:: Request ::
Rewrite the records, from the start through the line containing "cell: X (1274, 1225, 1590, 1261)", as a numbered list, leaving out any blank lines.

Layout region records:
────────────────
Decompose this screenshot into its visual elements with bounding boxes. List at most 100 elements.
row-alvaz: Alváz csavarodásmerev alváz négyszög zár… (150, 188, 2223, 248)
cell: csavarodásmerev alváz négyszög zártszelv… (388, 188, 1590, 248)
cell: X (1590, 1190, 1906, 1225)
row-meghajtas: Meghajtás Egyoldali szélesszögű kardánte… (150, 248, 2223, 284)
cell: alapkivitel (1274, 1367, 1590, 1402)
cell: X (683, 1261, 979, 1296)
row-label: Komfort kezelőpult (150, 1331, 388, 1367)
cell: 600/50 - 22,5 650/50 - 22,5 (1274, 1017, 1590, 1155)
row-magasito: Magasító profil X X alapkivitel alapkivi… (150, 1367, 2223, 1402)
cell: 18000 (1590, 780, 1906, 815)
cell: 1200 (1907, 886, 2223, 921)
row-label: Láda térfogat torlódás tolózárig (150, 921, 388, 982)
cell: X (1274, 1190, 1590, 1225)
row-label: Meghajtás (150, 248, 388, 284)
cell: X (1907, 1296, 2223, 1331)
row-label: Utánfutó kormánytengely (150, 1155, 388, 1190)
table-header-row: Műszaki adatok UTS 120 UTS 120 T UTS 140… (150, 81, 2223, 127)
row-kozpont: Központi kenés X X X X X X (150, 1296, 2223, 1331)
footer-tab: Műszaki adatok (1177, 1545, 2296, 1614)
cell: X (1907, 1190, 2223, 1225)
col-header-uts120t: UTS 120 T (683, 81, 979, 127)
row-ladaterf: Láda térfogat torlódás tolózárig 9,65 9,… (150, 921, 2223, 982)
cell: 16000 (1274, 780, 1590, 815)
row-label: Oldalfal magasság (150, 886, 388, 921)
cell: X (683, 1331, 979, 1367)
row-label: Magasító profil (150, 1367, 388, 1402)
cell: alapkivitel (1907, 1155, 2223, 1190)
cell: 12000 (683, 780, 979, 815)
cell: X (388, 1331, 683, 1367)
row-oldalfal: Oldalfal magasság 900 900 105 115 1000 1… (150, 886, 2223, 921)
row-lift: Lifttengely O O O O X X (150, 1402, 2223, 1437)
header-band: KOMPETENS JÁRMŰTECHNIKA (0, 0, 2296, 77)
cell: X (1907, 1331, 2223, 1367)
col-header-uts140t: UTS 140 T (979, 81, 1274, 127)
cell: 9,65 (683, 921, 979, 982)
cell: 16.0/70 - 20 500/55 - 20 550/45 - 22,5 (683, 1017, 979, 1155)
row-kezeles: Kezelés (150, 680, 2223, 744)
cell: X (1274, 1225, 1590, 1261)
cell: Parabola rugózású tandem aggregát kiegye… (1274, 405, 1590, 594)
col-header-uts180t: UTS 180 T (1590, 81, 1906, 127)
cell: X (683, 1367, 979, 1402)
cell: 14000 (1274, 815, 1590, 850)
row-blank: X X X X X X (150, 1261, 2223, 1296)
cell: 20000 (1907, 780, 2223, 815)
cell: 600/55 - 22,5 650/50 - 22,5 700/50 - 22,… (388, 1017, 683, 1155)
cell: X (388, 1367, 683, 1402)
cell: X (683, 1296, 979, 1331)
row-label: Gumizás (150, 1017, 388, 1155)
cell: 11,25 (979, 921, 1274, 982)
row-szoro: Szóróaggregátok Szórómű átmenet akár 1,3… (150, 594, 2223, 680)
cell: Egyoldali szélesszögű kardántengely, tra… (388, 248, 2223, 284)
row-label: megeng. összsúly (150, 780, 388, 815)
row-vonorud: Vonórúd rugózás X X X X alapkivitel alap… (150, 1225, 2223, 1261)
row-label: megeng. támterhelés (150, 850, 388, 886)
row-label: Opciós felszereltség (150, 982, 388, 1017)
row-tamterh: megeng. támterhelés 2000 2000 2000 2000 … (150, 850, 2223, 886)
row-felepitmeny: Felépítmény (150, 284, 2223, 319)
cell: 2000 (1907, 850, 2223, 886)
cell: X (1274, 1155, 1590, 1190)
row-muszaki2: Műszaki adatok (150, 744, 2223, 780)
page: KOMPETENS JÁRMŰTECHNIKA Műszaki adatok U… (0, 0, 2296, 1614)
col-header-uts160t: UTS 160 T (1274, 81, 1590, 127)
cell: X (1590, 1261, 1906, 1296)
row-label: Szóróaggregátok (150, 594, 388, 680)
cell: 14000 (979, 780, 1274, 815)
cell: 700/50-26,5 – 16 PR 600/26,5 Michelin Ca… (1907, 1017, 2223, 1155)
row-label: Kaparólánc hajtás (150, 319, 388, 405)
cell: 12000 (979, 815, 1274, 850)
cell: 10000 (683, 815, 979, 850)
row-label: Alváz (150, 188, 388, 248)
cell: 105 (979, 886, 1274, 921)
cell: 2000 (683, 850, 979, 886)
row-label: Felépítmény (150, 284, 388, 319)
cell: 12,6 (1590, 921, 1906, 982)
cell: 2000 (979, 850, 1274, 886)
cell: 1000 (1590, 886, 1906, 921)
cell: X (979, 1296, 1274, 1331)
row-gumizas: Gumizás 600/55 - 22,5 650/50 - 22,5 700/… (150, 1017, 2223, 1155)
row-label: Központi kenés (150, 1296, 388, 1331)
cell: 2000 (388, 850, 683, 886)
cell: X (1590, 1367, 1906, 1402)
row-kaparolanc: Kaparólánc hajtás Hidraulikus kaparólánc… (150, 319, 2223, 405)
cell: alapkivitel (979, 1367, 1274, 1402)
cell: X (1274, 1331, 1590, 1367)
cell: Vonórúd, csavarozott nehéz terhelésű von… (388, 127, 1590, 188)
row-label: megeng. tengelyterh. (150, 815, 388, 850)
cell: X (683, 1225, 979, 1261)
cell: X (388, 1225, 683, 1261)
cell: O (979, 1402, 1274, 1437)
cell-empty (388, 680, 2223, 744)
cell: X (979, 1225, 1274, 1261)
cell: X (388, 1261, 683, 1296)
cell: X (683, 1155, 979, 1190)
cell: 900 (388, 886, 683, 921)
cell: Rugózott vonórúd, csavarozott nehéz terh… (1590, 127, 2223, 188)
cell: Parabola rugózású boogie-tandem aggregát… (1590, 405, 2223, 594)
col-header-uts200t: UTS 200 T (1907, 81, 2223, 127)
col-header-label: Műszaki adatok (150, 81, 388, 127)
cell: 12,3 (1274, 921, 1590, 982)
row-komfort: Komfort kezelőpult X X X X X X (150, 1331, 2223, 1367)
────────────────
:: Solution for this task ::
1. Decompose this screenshot into its visual elements with bounding boxes. List at most 100 elements.
2. row-alvaz: Alváz csavarodásmerev alváz négyszög zár… (150, 188, 2223, 248)
3. cell: csavarodásmerev alváz négyszög zártszelv… (388, 188, 1590, 248)
4. cell: X (1590, 1190, 1906, 1225)
5. row-meghajtas: Meghajtás Egyoldali szélesszögű kardánte… (150, 248, 2223, 284)
6. cell: alapkivitel (1274, 1367, 1590, 1402)
7. cell: X (683, 1261, 979, 1296)
8. row-label: Komfort kezelőpult (150, 1331, 388, 1367)
9. cell: 600/50 - 22,5 650/50 - 22,5 (1274, 1017, 1590, 1155)
10. row-magasito: Magasító profil X X alapkivitel alapkivi… (150, 1367, 2223, 1402)
11. cell: 18000 (1590, 780, 1906, 815)
12. cell: 1200 (1907, 886, 2223, 921)
13. row-label: Láda térfogat torlódás tolózárig (150, 921, 388, 982)
14. cell: X (1274, 1190, 1590, 1225)
15. row-label: Meghajtás (150, 248, 388, 284)
16. cell: X (1907, 1296, 2223, 1331)
17. row-label: Utánfutó kormánytengely (150, 1155, 388, 1190)
18. table-header-row: Műszaki adatok UTS 120 UTS 120 T UTS 140… (150, 81, 2223, 127)
19. row-kozpont: Központi kenés X X X X X X (150, 1296, 2223, 1331)
20. footer-tab: Műszaki adatok (1177, 1545, 2296, 1614)
21. cell: X (1907, 1190, 2223, 1225)
22. col-header-uts120t: UTS 120 T (683, 81, 979, 127)
23. row-ladaterf: Láda térfogat torlódás tolózárig 9,65 9,… (150, 921, 2223, 982)
24. cell: 16000 (1274, 780, 1590, 815)
25. row-label: Oldalfal magasság (150, 886, 388, 921)
26. cell: X (683, 1331, 979, 1367)
27. row-label: Magasító profil (150, 1367, 388, 1402)
28. cell: alapkivitel (1907, 1155, 2223, 1190)
29. cell: 12000 (683, 780, 979, 815)
30. cell: X (388, 1331, 683, 1367)
31. row-oldalfal: Oldalfal magasság 900 900 105 115 1000 1… (150, 886, 2223, 921)
32. row-lift: Lifttengely O O O O X X (150, 1402, 2223, 1437)
33. header-band: KOMPETENS JÁRMŰTECHNIKA (0, 0, 2296, 77)
34. cell: X (1907, 1331, 2223, 1367)
35. col-header-uts140t: UTS 140 T (979, 81, 1274, 127)
36. cell: 9,65 (683, 921, 979, 982)
37. cell: 16.0/70 - 20 500/55 - 20 550/45 - 22,5 (683, 1017, 979, 1155)
38. row-kezeles: Kezelés (150, 680, 2223, 744)
39. cell: X (1274, 1225, 1590, 1261)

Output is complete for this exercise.